— Directions for this task —
Whenever a line below holds the word "content", copy that line.

── Source records ──

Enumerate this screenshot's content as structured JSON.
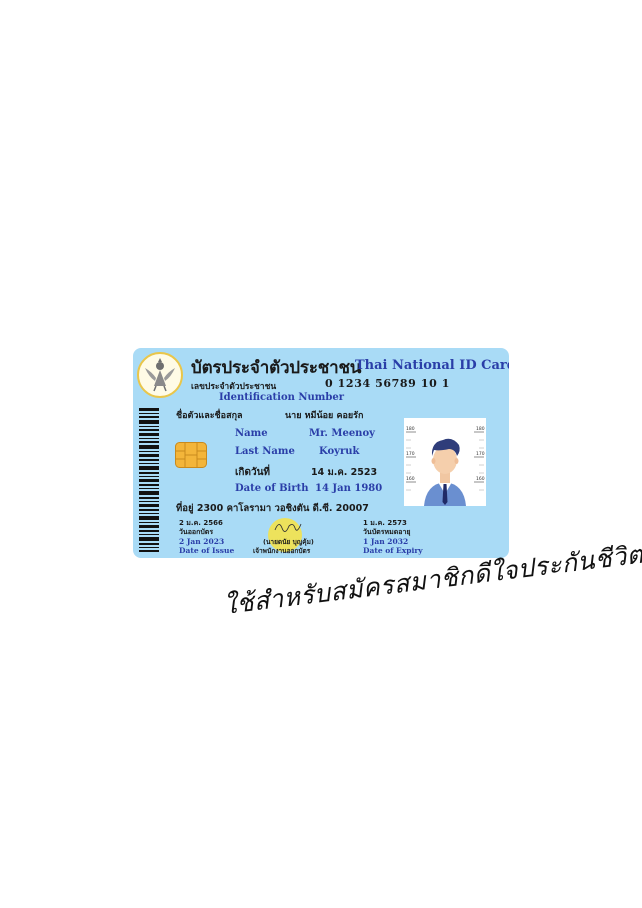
{
  "card": {
    "title_th": "บัตรประจำตัวประชาชน",
    "title_en": "Thai National ID Card",
    "id_number_label_th": "เลขประจำตัวประชาชน",
    "id_number_value": "0 1234 56789 10 1",
    "id_number_label_en": "Identification Number",
    "name_th_label": "ชื่อตัวและชื่อสกุล",
    "name_th_value": "นาย หมีน้อย คอยรัก",
    "name_en_label": "Name",
    "name_en_value": "Mr. Meenoy",
    "lastname_en_label": "Last Name",
    "lastname_en_value": "Koyruk",
    "birth_th_label": "เกิดวันที่",
    "birth_th_value": "14 ม.ค. 2523",
    "birth_en_label": "Date of Birth",
    "birth_en_value": "14 Jan 1980",
    "address": "ที่อยู่ 2300 คาโลรามา วอชิงตัน ดี.ซี. 20007",
    "issue_date_th": "2 ม.ค. 2566",
    "issue_label_th": "วันออกบัตร",
    "issue_date_en": "2 Jan 2023",
    "issue_label_en": "Date of Issue",
    "officer_name": "(นายดนัย บุญคุ้ม)",
    "officer_title": "เจ้าพนักงานออกบัตร",
    "expiry_date_th": "1 ม.ค. 2573",
    "expiry_label_th": "วันบัตรหมดอายุ",
    "expiry_date_en": "1 Jan 2032",
    "expiry_label_en": "Date of Expiry",
    "height_marks": [
      "180",
      "170",
      "160"
    ],
    "colors": {
      "card_bg": "#a9dbf6",
      "english_text": "#2a3ea8",
      "thai_text": "#1a1a1a"
    }
  },
  "handwritten_note": "ใช้สำหรับสมัครสมาชิกดีใจประกันชีวิต"
}
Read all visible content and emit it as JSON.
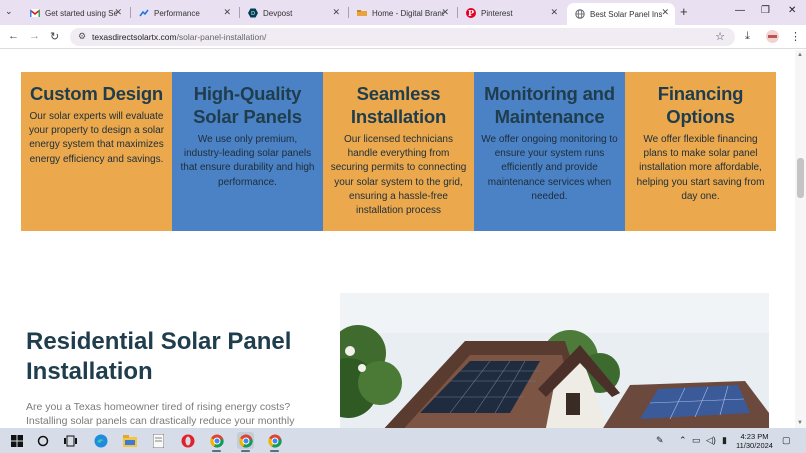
{
  "browser": {
    "tabs": [
      {
        "label": "Get started using Sea",
        "icon": "gmail-icon",
        "color": "#c5221f"
      },
      {
        "label": "Performance",
        "icon": "performance-icon",
        "color": "#1a73e8"
      },
      {
        "label": "Devpost",
        "icon": "devpost-icon",
        "color": "#003e54"
      },
      {
        "label": "Home - Digital Brand",
        "icon": "folder-icon",
        "color": "#e8a33d"
      },
      {
        "label": "Pinterest",
        "icon": "pinterest-icon",
        "color": "#e60023"
      },
      {
        "label": "Best Solar Panel Insta",
        "icon": "globe-icon",
        "color": "#5f6368",
        "active": true
      }
    ],
    "url_prefix": "texasdirectsolartx.com",
    "url_path": "/solar-panel-installation/"
  },
  "features": [
    {
      "title": "Custom Design",
      "text": "Our solar experts will evaluate your property to design a solar energy system that maximizes energy efficiency and savings.",
      "color": "#eba84d"
    },
    {
      "title": "High-Quality Solar Panels",
      "text": "We use only premium, industry-leading solar panels that ensure durability and high performance.",
      "color": "#4b82c5"
    },
    {
      "title": "Seamless Installation",
      "text": "Our licensed technicians handle everything from securing permits to connecting your solar system to the grid, ensuring a hassle-free installation process",
      "color": "#eba84d"
    },
    {
      "title": "Monitoring and Maintenance",
      "text": "We offer ongoing monitoring to ensure your system runs efficiently and provide maintenance services when needed.",
      "color": "#4b82c5"
    },
    {
      "title": "Financing Options",
      "text": "We offer flexible financing plans to make solar panel installation more affordable, helping you start saving from day one.",
      "color": "#eba84d"
    }
  ],
  "residential": {
    "title": "Residential Solar Panel Installation",
    "text": "Are you a Texas homeowner tired of rising energy costs? Installing solar panels can drastically reduce your monthly electricity bill and"
  },
  "taskbar": {
    "time": "4:23 PM",
    "date": "11/30/2024"
  }
}
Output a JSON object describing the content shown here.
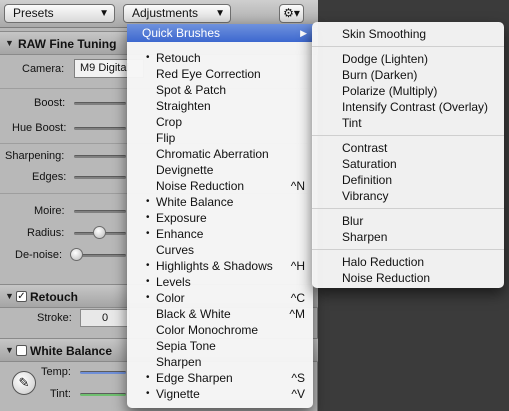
{
  "toolbar": {
    "presets_label": "Presets",
    "adjustments_label": "Adjustments",
    "gear_icon": "gear-icon"
  },
  "raw_section": {
    "title": "RAW Fine Tuning",
    "camera_label": "Camera:",
    "camera_value": "M9 Digital",
    "boost_label": "Boost:",
    "hue_boost_label": "Hue Boost:",
    "sharpening_label": "Sharpening:",
    "edges_label": "Edges:",
    "moire_label": "Moire:",
    "radius_label": "Radius:",
    "denoise_label": "De-noise:"
  },
  "retouch_section": {
    "title": "Retouch",
    "checked": true,
    "check_mark": "✓",
    "stroke_label": "Stroke:",
    "stroke_value": "0"
  },
  "white_balance_section": {
    "title": "White Balance",
    "checked": false,
    "temp_label": "Temp:",
    "tint_label": "Tint:"
  },
  "adjustments_menu": {
    "highlighted_item": "Quick Brushes",
    "items": [
      {
        "label": "Retouch",
        "bullet": "•",
        "shortcut": ""
      },
      {
        "label": "Red Eye Correction",
        "bullet": "",
        "shortcut": ""
      },
      {
        "label": "Spot & Patch",
        "bullet": "",
        "shortcut": ""
      },
      {
        "label": "Straighten",
        "bullet": "",
        "shortcut": ""
      },
      {
        "label": "Crop",
        "bullet": "",
        "shortcut": ""
      },
      {
        "label": "Flip",
        "bullet": "",
        "shortcut": ""
      },
      {
        "label": "Chromatic Aberration",
        "bullet": "",
        "shortcut": ""
      },
      {
        "label": "Devignette",
        "bullet": "",
        "shortcut": ""
      },
      {
        "label": "Noise Reduction",
        "bullet": "",
        "shortcut": "^N"
      },
      {
        "label": "White Balance",
        "bullet": "•",
        "shortcut": ""
      },
      {
        "label": "Exposure",
        "bullet": "•",
        "shortcut": ""
      },
      {
        "label": "Enhance",
        "bullet": "•",
        "shortcut": ""
      },
      {
        "label": "Curves",
        "bullet": "",
        "shortcut": ""
      },
      {
        "label": "Highlights & Shadows",
        "bullet": "•",
        "shortcut": "^H"
      },
      {
        "label": "Levels",
        "bullet": "•",
        "shortcut": ""
      },
      {
        "label": "Color",
        "bullet": "•",
        "shortcut": "^C"
      },
      {
        "label": "Black & White",
        "bullet": "",
        "shortcut": "^M"
      },
      {
        "label": "Color Monochrome",
        "bullet": "",
        "shortcut": ""
      },
      {
        "label": "Sepia Tone",
        "bullet": "",
        "shortcut": ""
      },
      {
        "label": "Sharpen",
        "bullet": "",
        "shortcut": ""
      },
      {
        "label": "Edge Sharpen",
        "bullet": "•",
        "shortcut": "^S"
      },
      {
        "label": "Vignette",
        "bullet": "•",
        "shortcut": "^V"
      }
    ]
  },
  "quick_brushes_submenu": {
    "groups": [
      [
        "Skin Smoothing"
      ],
      [
        "Dodge (Lighten)",
        "Burn (Darken)",
        "Polarize (Multiply)",
        "Intensify Contrast (Overlay)",
        "Tint"
      ],
      [
        "Contrast",
        "Saturation",
        "Definition",
        "Vibrancy"
      ],
      [
        "Blur",
        "Sharpen"
      ],
      [
        "Halo Reduction",
        "Noise Reduction"
      ]
    ]
  },
  "colors": {
    "menu_highlight": "#3d68cf",
    "panel_background": "#b8b8b8"
  }
}
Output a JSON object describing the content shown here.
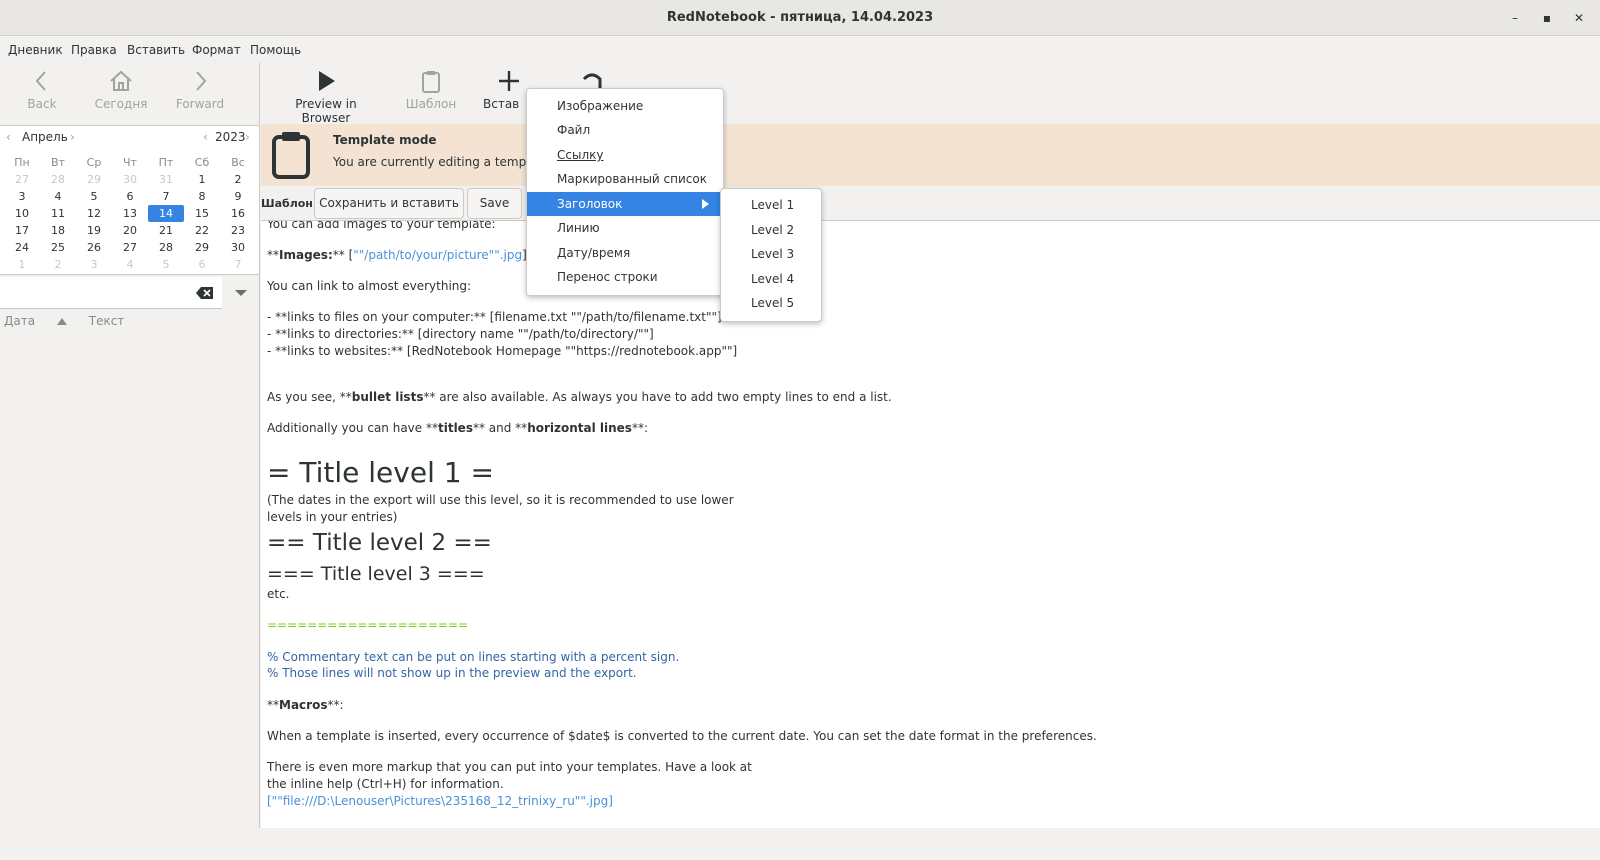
{
  "window": {
    "title": "RedNotebook - пятница, 14.04.2023"
  },
  "menu": [
    "Дневник",
    "Правка",
    "Вставить",
    "Формат",
    "Помощь"
  ],
  "nav": {
    "back": "Back",
    "today": "Сегодня",
    "forward": "Forward"
  },
  "calendar": {
    "month": "Апрель",
    "year": "2023",
    "weekdays": [
      "Пн",
      "Вт",
      "Ср",
      "Чт",
      "Пт",
      "Сб",
      "Вс"
    ],
    "weeks": [
      [
        "27",
        "28",
        "29",
        "30",
        "31",
        "1",
        "2"
      ],
      [
        "3",
        "4",
        "5",
        "6",
        "7",
        "8",
        "9"
      ],
      [
        "10",
        "11",
        "12",
        "13",
        "14",
        "15",
        "16"
      ],
      [
        "17",
        "18",
        "19",
        "20",
        "21",
        "22",
        "23"
      ],
      [
        "24",
        "25",
        "26",
        "27",
        "28",
        "29",
        "30"
      ],
      [
        "1",
        "2",
        "3",
        "4",
        "5",
        "6",
        "7"
      ]
    ],
    "selected": "14"
  },
  "list_columns": {
    "date": "Дата",
    "text": "Текст"
  },
  "toolbar": {
    "preview": "Preview in Browser",
    "template": "Шаблон",
    "insert": "Встав"
  },
  "infobar": {
    "title": "Template mode",
    "message": "You are currently editing a template."
  },
  "template_bar": {
    "label": "Шаблон:",
    "save_insert": "Сохранить и вставить",
    "save": "Save"
  },
  "editor": {
    "lines": [
      {
        "text": "You can add images to your template:"
      },
      {
        "pre": "**",
        "bold": "Images:",
        "post": "** [",
        "link": "\"\"/path/to/your/picture\"\".jpg",
        "tail": "]"
      },
      {
        "text": "You can link to almost everything:"
      },
      {
        "text": "- **links to files on your computer:** [filename.txt \"\"/path/to/filename.txt\"\"]"
      },
      {
        "text": "- **links to directories:** [directory name \"\"/path/to/directory/\"\"]"
      },
      {
        "text": "- **links to websites:** [RedNotebook Homepage \"\"https://rednotebook.app\"\"]"
      },
      {
        "pre": "As you see, **",
        "bold": "bullet lists",
        "post": "** are also available. As always you have to add two empty lines to end a list."
      },
      {
        "pre": "Additionally you can have **",
        "bold": "titles",
        "post": "** and **",
        "bold2": "horizontal lines",
        "post2": "**:"
      },
      {
        "text": "= Title level 1 ="
      },
      {
        "text": "(The dates in the export will use this level, so it is recommended to use lower"
      },
      {
        "text": "levels in your entries)"
      },
      {
        "text": "== Title level 2 =="
      },
      {
        "text": "=== Title level 3 ==="
      },
      {
        "text": "etc."
      },
      {
        "text": "===================="
      },
      {
        "text": "% Commentary text can be put on lines starting with a percent sign."
      },
      {
        "text": "% Those lines will not show up in the preview and the export."
      },
      {
        "pre": "**",
        "bold": "Macros",
        "post": "**:"
      },
      {
        "text": "When a template is inserted, every occurrence of $date$ is converted to the current date. You can set the date format in the preferences."
      },
      {
        "text": "There is even more markup that you can put into your templates. Have a look at"
      },
      {
        "text": "the inline help (Ctrl+H) for information."
      },
      {
        "link": "[\"\"file:///D:\\Lenouser\\Pictures\\235168_12_trinixy_ru\"\".jpg]"
      }
    ]
  },
  "insert_menu": {
    "items": [
      "Изображение",
      "Файл",
      "Ссылку",
      "Маркированный список",
      "Заголовок",
      "Линию",
      "Дату/время",
      "Перенос строки"
    ],
    "active": "Заголовок"
  },
  "heading_submenu": {
    "items": [
      "Level 1",
      "Level 2",
      "Level 3",
      "Level 4",
      "Level 5"
    ]
  },
  "colors": {
    "accent": "#3584e4",
    "infobar": "#f4e3d3",
    "link": "#4a90d9",
    "hr": "#73d216",
    "comment": "#3465a4"
  }
}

───

— The output —
Enumerate this screenshot's content as structured JSON.
Read all visible content and emit it as JSON.
Output a JSON object describing the content shown here.
Output a JSON object describing the content shown here.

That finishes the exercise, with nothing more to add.